* **PROBLEM REQUIREMENTS**
Pictures within the data are to be left out; everything else must be reproduced exactly.

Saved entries
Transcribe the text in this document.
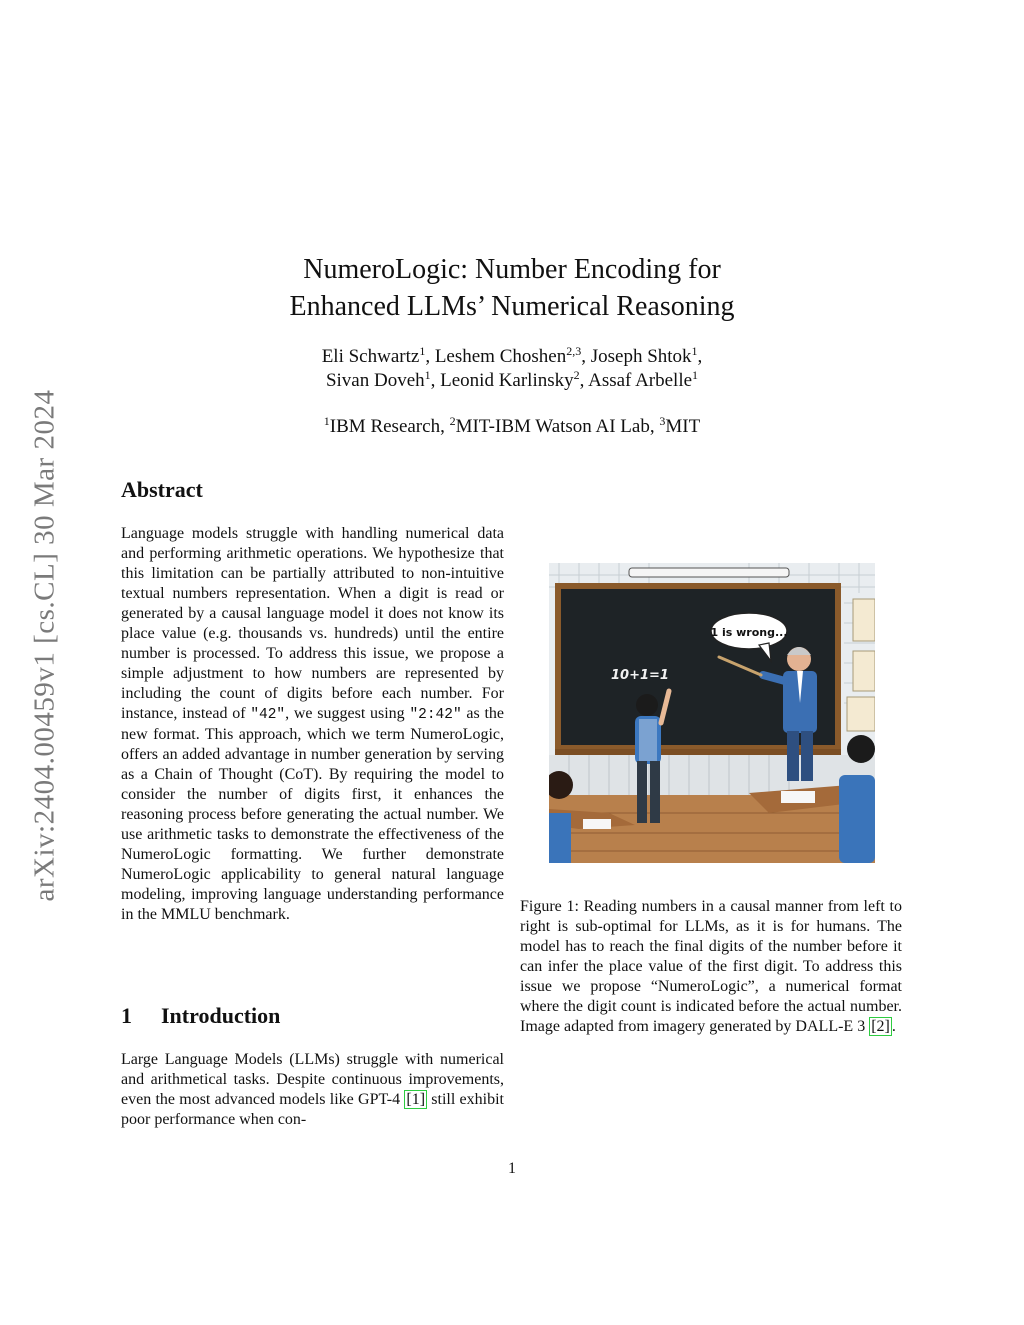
arXiv:2404.00459v1 [cs.CL] 30 Mar 2024
NumeroLogic: Number Encoding for
Enhanced LLMs’ Numerical Reasoning
Eli Schwartz$^1$, Leshem Choshen$^{2,3}$, Joseph Shtok$^1$,
Sivan Doveh$^1$, Leonid Karlinsky$^2$, Assaf Arbelle$^1$
$^1$IBM Research, $^2$MIT-IBM Watson AI Lab, $^3$MIT
Abstract

Language models struggle with handling numerical data and performing arithmetic operations. We hypothesize that this limitation can be partially attributed to non-intuitive textual numbers representation. When a digit is read or generated by a causal language model it does not know its place value (e.g. thousands vs. hundreds) until the entire number is processed. To address this issue, we propose a simple adjustment to how numbers are represented by including the count of digits before each number. For instance, instead of "42", we suggest using "2:42" as the new format. This approach, which we term NumeroLogic, offers an added advantage in number generation by serving as a Chain of Thought (CoT). By requiring the model to consider the number of digits first, it enhances the reasoning process before generating the actual number. We use arithmetic tasks to demonstrate the effectiveness of the NumeroLogic formatting. We further demonstrate NumeroLogic applicability to general natural language modeling, improving language understanding performance in the MMLU benchmark.

1 Introduction

Large Language Models (LLMs) struggle with numerical and arithmetical tasks. Despite continuous improvements, even the most advanced models like GPT-4 [1] still exhibit poor performance when con-

1 is wrong...
10+1=1

Figure 1: Reading numbers in a causal manner from left to right is sub-optimal for LLMs, as it is for humans. The model has to reach the final digits of the number before it can infer the place value of the first digit. To address this issue we propose “NumeroLogic”, a numerical format where the digit count is indicated before the actual number. Image adapted from imagery generated by DALL-E 3 [2] .

1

* **OUTPUT FOR THIS TASK**
Transcribe the text in this document.
arXiv:2404.00459v1 [cs.CL] 30 Mar 2024
NumeroLogic: Number Encoding for
Enhanced LLMs’ Numerical Reasoning
Eli Schwartz$^1$, Leshem Choshen$^{2,3}$, Joseph Shtok$^1$,
Sivan Doveh$^1$, Leonid Karlinsky$^2$, Assaf Arbelle$^1$
$^1$IBM Research, $^2$MIT-IBM Watson AI Lab, $^3$MIT
Abstract

Language models struggle with handling numerical data and performing arithmetic operations. We hypothesize that this limitation can be partially attributed to non-intuitive textual numbers representation. When a digit is read or generated by a causal language model it does not know its place value (e.g. thousands vs. hundreds) until the entire number is processed. To address this issue, we propose a simple adjustment to how numbers are represented by including the count of digits before each number. For instance, instead of "42", we suggest using "2:42" as the new format. This approach, which we term NumeroLogic, offers an added advantage in number generation by serving as a Chain of Thought (CoT). By requiring the model to consider the number of digits first, it enhances the reasoning process before generating the actual number. We use arithmetic tasks to demonstrate the effectiveness of the NumeroLogic formatting. We further demonstrate NumeroLogic applicability to general natural language modeling, improving language understanding performance in the MMLU benchmark.

1 Introduction

Large Language Models (LLMs) struggle with numerical and arithmetical tasks. Despite continuous improvements, even the most advanced models like GPT-4 [1] still exhibit poor performance when con-

1 is wrong...
10+1=1

Figure 1: Reading numbers in a causal manner from left to right is sub-optimal for LLMs, as it is for humans. The model has to reach the final digits of the number before it can infer the place value of the first digit. To address this issue we propose “NumeroLogic”, a numerical format where the digit count is indicated before the actual number. Image adapted from imagery generated by DALL-E 3 [2] .

1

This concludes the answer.